:: Available records ::

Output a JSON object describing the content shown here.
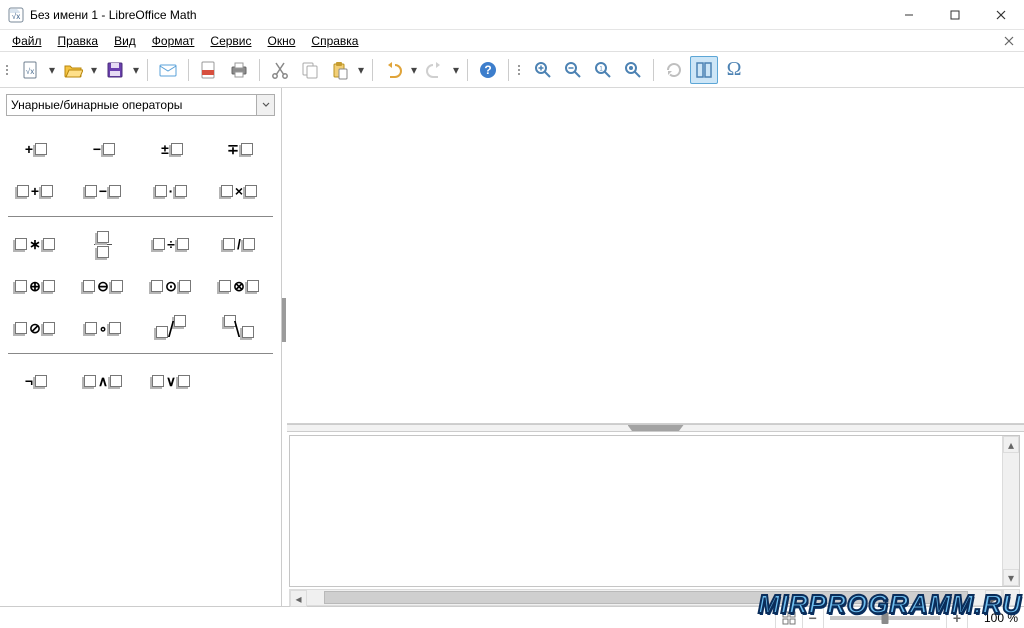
{
  "window": {
    "title": "Без имени 1 - LibreOffice Math"
  },
  "menubar": {
    "file": "Файл",
    "edit": "Правка",
    "view": "Вид",
    "format": "Формат",
    "tools": "Сервис",
    "window": "Окно",
    "help": "Справка"
  },
  "toolbar": {
    "new": "new",
    "open": "open",
    "save": "save",
    "mail": "mail",
    "export": "export",
    "print": "print",
    "cut": "cut",
    "copy": "copy",
    "paste": "paste",
    "undo": "undo",
    "redo": "redo",
    "help": "help",
    "zoom_in": "zoom-in",
    "zoom_out": "zoom-out",
    "zoom_page": "zoom-page",
    "zoom_optimal": "zoom-optimal",
    "refresh": "refresh",
    "formula_cursor": "formula-cursor",
    "symbols": "symbols"
  },
  "elements_panel": {
    "category_label": "Унарные/бинарные операторы",
    "rows": [
      {
        "sep": false,
        "items": [
          "unary-plus",
          "unary-minus",
          "plus-minus",
          "minus-plus"
        ]
      },
      {
        "sep": true,
        "items": [
          "addition",
          "subtraction",
          "multiplication-dot",
          "multiplication-cross"
        ]
      },
      {
        "sep": false,
        "items": [
          "multiplication-star",
          "division-fraction",
          "division-colon",
          "division-slash"
        ]
      },
      {
        "sep": false,
        "items": [
          "circled-plus",
          "circled-minus",
          "circled-dot",
          "circled-times"
        ]
      },
      {
        "sep": true,
        "items": [
          "circled-slash",
          "concatenate",
          "wide-slash",
          "wide-backslash"
        ]
      },
      {
        "sep": false,
        "items": [
          "boolean-not",
          "boolean-and",
          "boolean-or"
        ]
      }
    ]
  },
  "statusbar": {
    "zoom_value": "100 %"
  },
  "watermark": "MIRPROGRAMM.RU"
}
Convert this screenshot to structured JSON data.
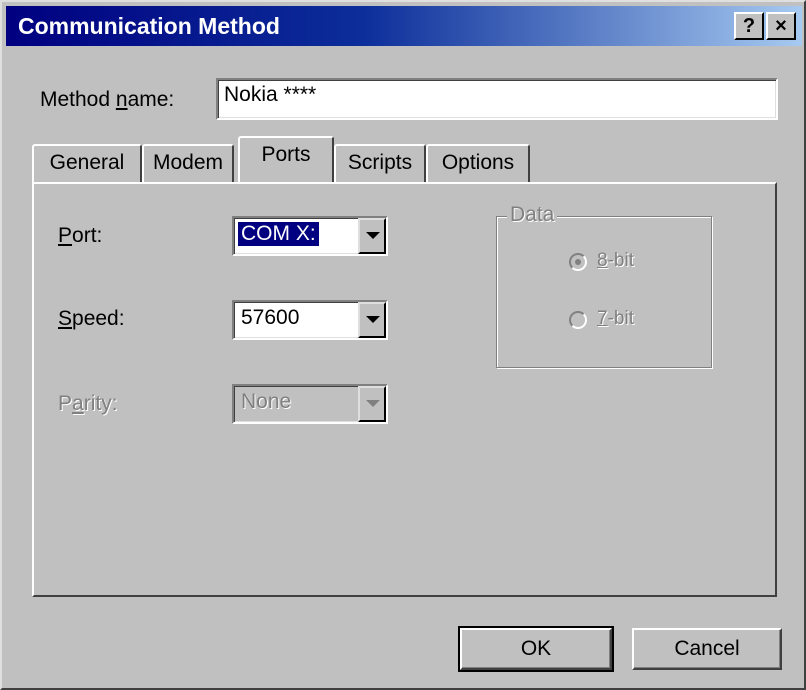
{
  "window": {
    "title": "Communication Method",
    "help_button": "?",
    "close_button": "×"
  },
  "method_name": {
    "label_prefix": "Method ",
    "label_accel": "n",
    "label_suffix": "ame:",
    "value": "Nokia ****"
  },
  "tabs": [
    {
      "label": "General"
    },
    {
      "label": "Modem"
    },
    {
      "label": "Ports",
      "active": true
    },
    {
      "label": "Scripts"
    },
    {
      "label": "Options"
    }
  ],
  "ports": {
    "port": {
      "label_accel": "P",
      "label_rest": "ort:",
      "value": "COM X:"
    },
    "speed": {
      "label_accel": "S",
      "label_rest": "peed:",
      "value": "57600"
    },
    "parity": {
      "label_prefix": "P",
      "label_accel": "a",
      "label_rest": "rity:",
      "value": "None",
      "enabled": false
    }
  },
  "data_group": {
    "title": "Data",
    "options": [
      {
        "accel": "8",
        "rest": "-bit",
        "selected": true
      },
      {
        "accel": "7",
        "rest": "-bit",
        "selected": false
      }
    ]
  },
  "buttons": {
    "ok": "OK",
    "cancel": "Cancel"
  },
  "colors": {
    "titlebar_start": "#000080",
    "titlebar_end": "#a6caf0",
    "face": "#c0c0c0",
    "selection": "#000080"
  }
}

:: Exercise description ::
Drop the pictures and reproduce the rest of the entries above exactly.

:: Answer ::
Output a JSON object describing the content shown here.
{
  "window": {
    "title": "Без имени 1 - LibreOffice Math"
  },
  "menubar": {
    "file": "Файл",
    "edit": "Правка",
    "view": "Вид",
    "format": "Формат",
    "tools": "Сервис",
    "window": "Окно",
    "help": "Справка"
  },
  "toolbar": {
    "new": "new",
    "open": "open",
    "save": "save",
    "mail": "mail",
    "export": "export",
    "print": "print",
    "cut": "cut",
    "copy": "copy",
    "paste": "paste",
    "undo": "undo",
    "redo": "redo",
    "help": "help",
    "zoom_in": "zoom-in",
    "zoom_out": "zoom-out",
    "zoom_page": "zoom-page",
    "zoom_optimal": "zoom-optimal",
    "refresh": "refresh",
    "formula_cursor": "formula-cursor",
    "symbols": "symbols"
  },
  "elements_panel": {
    "category_label": "Унарные/бинарные операторы",
    "rows": [
      {
        "sep": false,
        "items": [
          "unary-plus",
          "unary-minus",
          "plus-minus",
          "minus-plus"
        ]
      },
      {
        "sep": true,
        "items": [
          "addition",
          "subtraction",
          "multiplication-dot",
          "multiplication-cross"
        ]
      },
      {
        "sep": false,
        "items": [
          "multiplication-star",
          "division-fraction",
          "division-colon",
          "division-slash"
        ]
      },
      {
        "sep": false,
        "items": [
          "circled-plus",
          "circled-minus",
          "circled-dot",
          "circled-times"
        ]
      },
      {
        "sep": true,
        "items": [
          "circled-slash",
          "concatenate",
          "wide-slash",
          "wide-backslash"
        ]
      },
      {
        "sep": false,
        "items": [
          "boolean-not",
          "boolean-and",
          "boolean-or"
        ]
      }
    ]
  },
  "statusbar": {
    "zoom_value": "100 %"
  },
  "watermark": "MIRPROGRAMM.RU"
}
Convert this screenshot to structured JSON data.
{
  "window": {
    "title": "Communication Method",
    "help_button": "?",
    "close_button": "×"
  },
  "method_name": {
    "label_prefix": "Method ",
    "label_accel": "n",
    "label_suffix": "ame:",
    "value": "Nokia ****"
  },
  "tabs": [
    {
      "label": "General"
    },
    {
      "label": "Modem"
    },
    {
      "label": "Ports",
      "active": true
    },
    {
      "label": "Scripts"
    },
    {
      "label": "Options"
    }
  ],
  "ports": {
    "port": {
      "label_accel": "P",
      "label_rest": "ort:",
      "value": "COM X:"
    },
    "speed": {
      "label_accel": "S",
      "label_rest": "peed:",
      "value": "57600"
    },
    "parity": {
      "label_prefix": "P",
      "label_accel": "a",
      "label_rest": "rity:",
      "value": "None",
      "enabled": false
    }
  },
  "data_group": {
    "title": "Data",
    "options": [
      {
        "accel": "8",
        "rest": "-bit",
        "selected": true
      },
      {
        "accel": "7",
        "rest": "-bit",
        "selected": false
      }
    ]
  },
  "buttons": {
    "ok": "OK",
    "cancel": "Cancel"
  },
  "colors": {
    "titlebar_start": "#000080",
    "titlebar_end": "#a6caf0",
    "face": "#c0c0c0",
    "selection": "#000080"
  }
}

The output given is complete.